BRIEF:
Pictures do not belong in the copy; transcribe everything else in the records exactly.

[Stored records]
··········

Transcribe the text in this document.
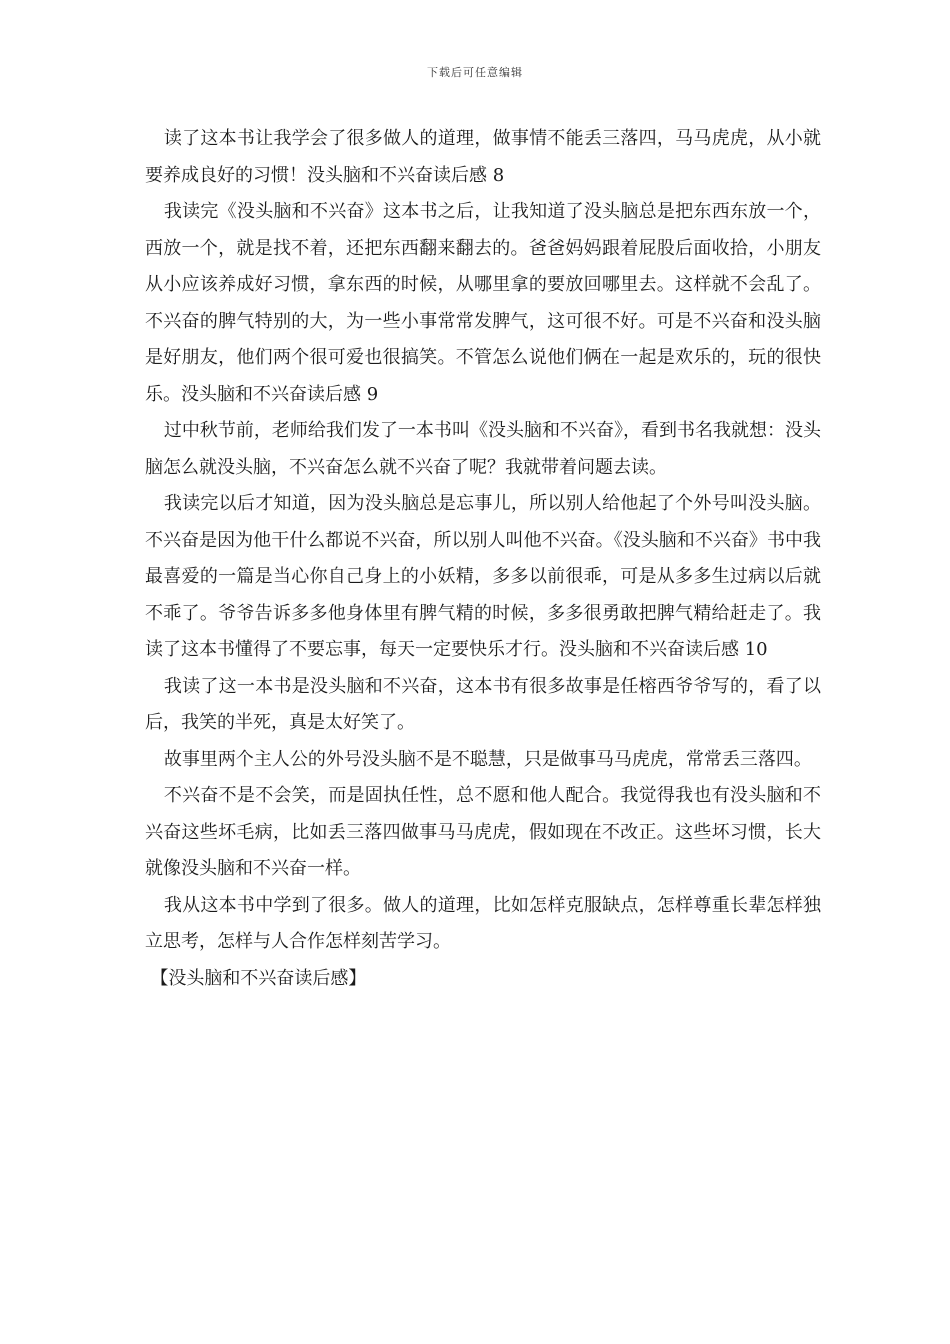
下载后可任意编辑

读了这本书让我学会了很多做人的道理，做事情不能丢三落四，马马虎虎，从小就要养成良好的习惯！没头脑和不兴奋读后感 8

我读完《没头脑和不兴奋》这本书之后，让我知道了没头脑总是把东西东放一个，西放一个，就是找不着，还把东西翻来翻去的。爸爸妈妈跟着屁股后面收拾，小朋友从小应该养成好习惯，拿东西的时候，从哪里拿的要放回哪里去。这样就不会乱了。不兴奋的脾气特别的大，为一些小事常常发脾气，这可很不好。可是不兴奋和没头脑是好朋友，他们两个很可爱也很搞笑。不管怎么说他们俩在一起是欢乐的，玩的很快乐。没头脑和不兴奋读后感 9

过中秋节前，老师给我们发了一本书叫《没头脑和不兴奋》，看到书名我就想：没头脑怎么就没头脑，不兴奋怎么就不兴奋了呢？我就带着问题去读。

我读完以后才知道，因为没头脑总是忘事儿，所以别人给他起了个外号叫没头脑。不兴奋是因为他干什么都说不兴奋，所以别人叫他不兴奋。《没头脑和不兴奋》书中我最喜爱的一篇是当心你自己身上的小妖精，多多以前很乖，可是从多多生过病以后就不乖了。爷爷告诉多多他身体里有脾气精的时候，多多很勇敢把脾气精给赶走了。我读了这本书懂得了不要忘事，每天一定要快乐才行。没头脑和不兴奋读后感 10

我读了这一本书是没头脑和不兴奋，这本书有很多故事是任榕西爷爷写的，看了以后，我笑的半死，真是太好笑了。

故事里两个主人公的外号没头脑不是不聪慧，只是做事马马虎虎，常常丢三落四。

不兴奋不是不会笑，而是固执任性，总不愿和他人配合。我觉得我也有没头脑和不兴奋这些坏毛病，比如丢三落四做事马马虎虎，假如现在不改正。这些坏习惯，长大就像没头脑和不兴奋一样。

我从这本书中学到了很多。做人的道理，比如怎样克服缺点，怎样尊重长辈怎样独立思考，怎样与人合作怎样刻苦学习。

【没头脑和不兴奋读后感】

··········

TASK ANSWER:
Transcribe the text in this document.
下载后可任意编辑

读了这本书让我学会了很多做人的道理，做事情不能丢三落四，马马虎虎，从小就要养成良好的习惯！没头脑和不兴奋读后感 8

我读完《没头脑和不兴奋》这本书之后，让我知道了没头脑总是把东西东放一个，西放一个，就是找不着，还把东西翻来翻去的。爸爸妈妈跟着屁股后面收拾，小朋友从小应该养成好习惯，拿东西的时候，从哪里拿的要放回哪里去。这样就不会乱了。不兴奋的脾气特别的大，为一些小事常常发脾气，这可很不好。可是不兴奋和没头脑是好朋友，他们两个很可爱也很搞笑。不管怎么说他们俩在一起是欢乐的，玩的很快乐。没头脑和不兴奋读后感 9

过中秋节前，老师给我们发了一本书叫《没头脑和不兴奋》，看到书名我就想：没头脑怎么就没头脑，不兴奋怎么就不兴奋了呢？我就带着问题去读。

我读完以后才知道，因为没头脑总是忘事儿，所以别人给他起了个外号叫没头脑。不兴奋是因为他干什么都说不兴奋，所以别人叫他不兴奋。《没头脑和不兴奋》书中我最喜爱的一篇是当心你自己身上的小妖精，多多以前很乖，可是从多多生过病以后就不乖了。爷爷告诉多多他身体里有脾气精的时候，多多很勇敢把脾气精给赶走了。我读了这本书懂得了不要忘事，每天一定要快乐才行。没头脑和不兴奋读后感 10

我读了这一本书是没头脑和不兴奋，这本书有很多故事是任榕西爷爷写的，看了以后，我笑的半死，真是太好笑了。

故事里两个主人公的外号没头脑不是不聪慧，只是做事马马虎虎，常常丢三落四。

不兴奋不是不会笑，而是固执任性，总不愿和他人配合。我觉得我也有没头脑和不兴奋这些坏毛病，比如丢三落四做事马马虎虎，假如现在不改正。这些坏习惯，长大就像没头脑和不兴奋一样。

我从这本书中学到了很多。做人的道理，比如怎样克服缺点，怎样尊重长辈怎样独立思考，怎样与人合作怎样刻苦学习。

【没头脑和不兴奋读后感】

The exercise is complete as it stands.